### [INSTRUCTION]
Write out all lines holding the word "Российской".

===== MATERIAL =====

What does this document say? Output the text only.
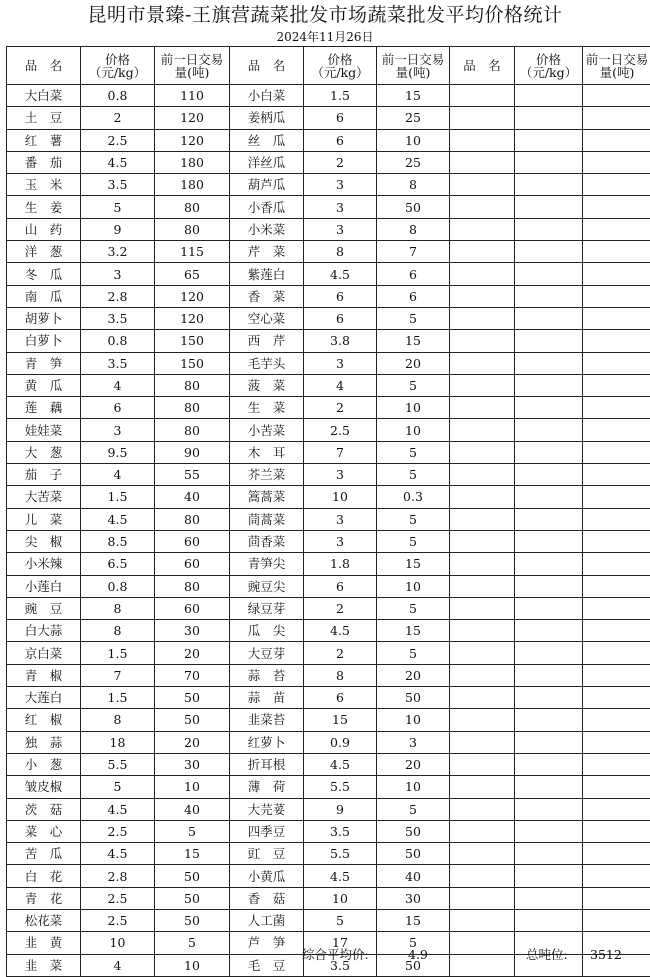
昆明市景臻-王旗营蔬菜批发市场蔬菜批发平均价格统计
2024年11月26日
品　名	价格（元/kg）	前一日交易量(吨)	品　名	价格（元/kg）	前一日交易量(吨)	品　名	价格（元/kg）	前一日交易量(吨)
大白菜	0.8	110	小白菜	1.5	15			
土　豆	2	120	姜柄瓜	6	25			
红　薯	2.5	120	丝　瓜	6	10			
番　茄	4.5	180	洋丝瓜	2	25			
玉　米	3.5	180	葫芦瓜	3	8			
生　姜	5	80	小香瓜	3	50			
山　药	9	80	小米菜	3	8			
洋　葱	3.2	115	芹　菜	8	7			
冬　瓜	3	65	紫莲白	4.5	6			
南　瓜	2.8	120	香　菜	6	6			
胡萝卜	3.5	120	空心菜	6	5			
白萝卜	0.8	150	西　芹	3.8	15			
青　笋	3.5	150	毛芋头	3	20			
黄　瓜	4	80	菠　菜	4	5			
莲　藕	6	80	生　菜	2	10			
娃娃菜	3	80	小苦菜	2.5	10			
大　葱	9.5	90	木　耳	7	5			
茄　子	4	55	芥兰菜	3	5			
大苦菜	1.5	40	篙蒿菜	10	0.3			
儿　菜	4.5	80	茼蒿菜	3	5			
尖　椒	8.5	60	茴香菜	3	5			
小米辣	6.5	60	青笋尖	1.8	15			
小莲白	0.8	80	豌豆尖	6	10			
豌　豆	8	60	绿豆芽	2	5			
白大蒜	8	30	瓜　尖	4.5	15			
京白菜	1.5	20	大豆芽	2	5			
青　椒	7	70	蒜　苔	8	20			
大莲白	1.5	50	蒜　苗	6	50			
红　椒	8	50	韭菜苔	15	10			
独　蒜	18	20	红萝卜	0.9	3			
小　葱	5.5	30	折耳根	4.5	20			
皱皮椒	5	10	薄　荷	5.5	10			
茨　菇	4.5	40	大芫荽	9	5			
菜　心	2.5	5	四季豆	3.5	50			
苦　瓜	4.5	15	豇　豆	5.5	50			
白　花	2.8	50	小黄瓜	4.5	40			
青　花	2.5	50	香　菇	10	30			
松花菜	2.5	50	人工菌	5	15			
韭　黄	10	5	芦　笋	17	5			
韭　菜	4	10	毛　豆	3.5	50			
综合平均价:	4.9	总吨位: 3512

=====
===== MATERIAL =====

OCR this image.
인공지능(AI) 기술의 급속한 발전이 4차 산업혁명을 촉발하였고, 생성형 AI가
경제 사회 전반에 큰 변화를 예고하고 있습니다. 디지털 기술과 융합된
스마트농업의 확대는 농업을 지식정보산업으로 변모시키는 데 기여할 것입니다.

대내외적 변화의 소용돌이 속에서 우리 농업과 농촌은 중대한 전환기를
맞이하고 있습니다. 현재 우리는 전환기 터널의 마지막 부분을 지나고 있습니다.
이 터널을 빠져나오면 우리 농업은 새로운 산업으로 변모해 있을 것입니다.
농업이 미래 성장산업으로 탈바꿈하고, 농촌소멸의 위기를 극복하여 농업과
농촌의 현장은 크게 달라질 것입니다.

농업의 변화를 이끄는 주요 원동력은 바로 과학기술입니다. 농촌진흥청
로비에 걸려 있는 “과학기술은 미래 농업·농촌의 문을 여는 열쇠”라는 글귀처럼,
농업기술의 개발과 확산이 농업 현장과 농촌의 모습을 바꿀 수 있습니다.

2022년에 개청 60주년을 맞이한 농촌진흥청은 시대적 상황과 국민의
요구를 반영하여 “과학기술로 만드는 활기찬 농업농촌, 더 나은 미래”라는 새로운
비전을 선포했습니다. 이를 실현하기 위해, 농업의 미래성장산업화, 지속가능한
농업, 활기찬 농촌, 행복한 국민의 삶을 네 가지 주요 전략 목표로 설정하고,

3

=====
===== MATERIAL =====

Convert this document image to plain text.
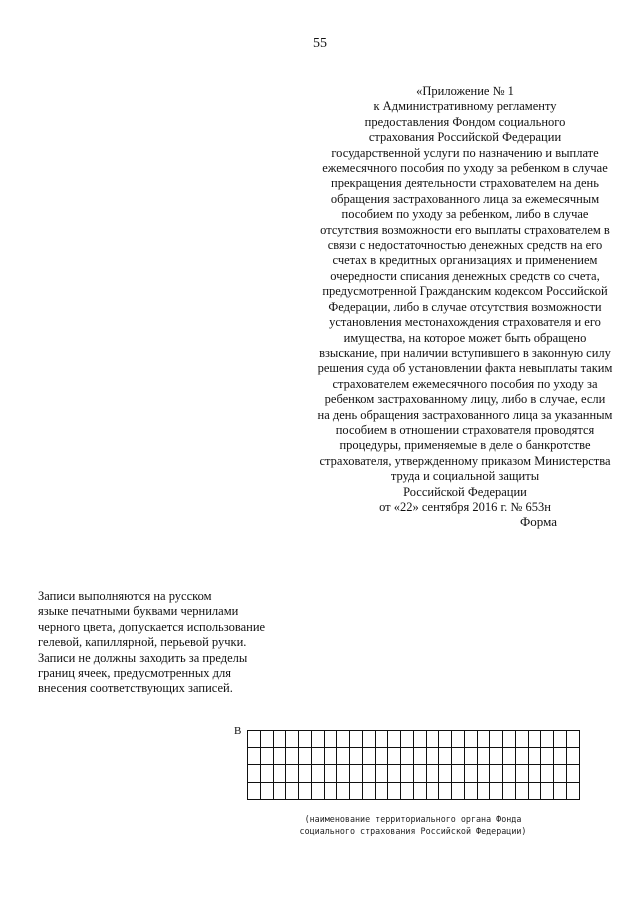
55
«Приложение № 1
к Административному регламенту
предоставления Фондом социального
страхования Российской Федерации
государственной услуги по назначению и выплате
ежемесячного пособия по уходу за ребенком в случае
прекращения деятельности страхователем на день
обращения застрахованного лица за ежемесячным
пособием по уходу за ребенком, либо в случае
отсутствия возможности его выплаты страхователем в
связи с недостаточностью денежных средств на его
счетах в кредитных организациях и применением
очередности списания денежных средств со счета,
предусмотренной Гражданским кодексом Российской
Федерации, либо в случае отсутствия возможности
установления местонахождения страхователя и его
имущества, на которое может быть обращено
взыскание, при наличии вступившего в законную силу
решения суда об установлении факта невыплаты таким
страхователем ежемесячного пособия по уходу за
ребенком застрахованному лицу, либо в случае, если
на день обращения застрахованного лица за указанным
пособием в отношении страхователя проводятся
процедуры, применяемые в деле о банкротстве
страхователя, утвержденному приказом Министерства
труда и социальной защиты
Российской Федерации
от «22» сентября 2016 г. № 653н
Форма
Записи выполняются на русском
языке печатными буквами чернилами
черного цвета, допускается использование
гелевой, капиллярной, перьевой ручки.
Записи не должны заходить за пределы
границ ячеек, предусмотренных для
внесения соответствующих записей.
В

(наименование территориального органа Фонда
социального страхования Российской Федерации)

=====

### [WRITTEN ANSWER]
страхования Российской Федерации
предусмотренной Гражданским кодексом Российской
Российской Федерации
социального страхования Российской Федерации)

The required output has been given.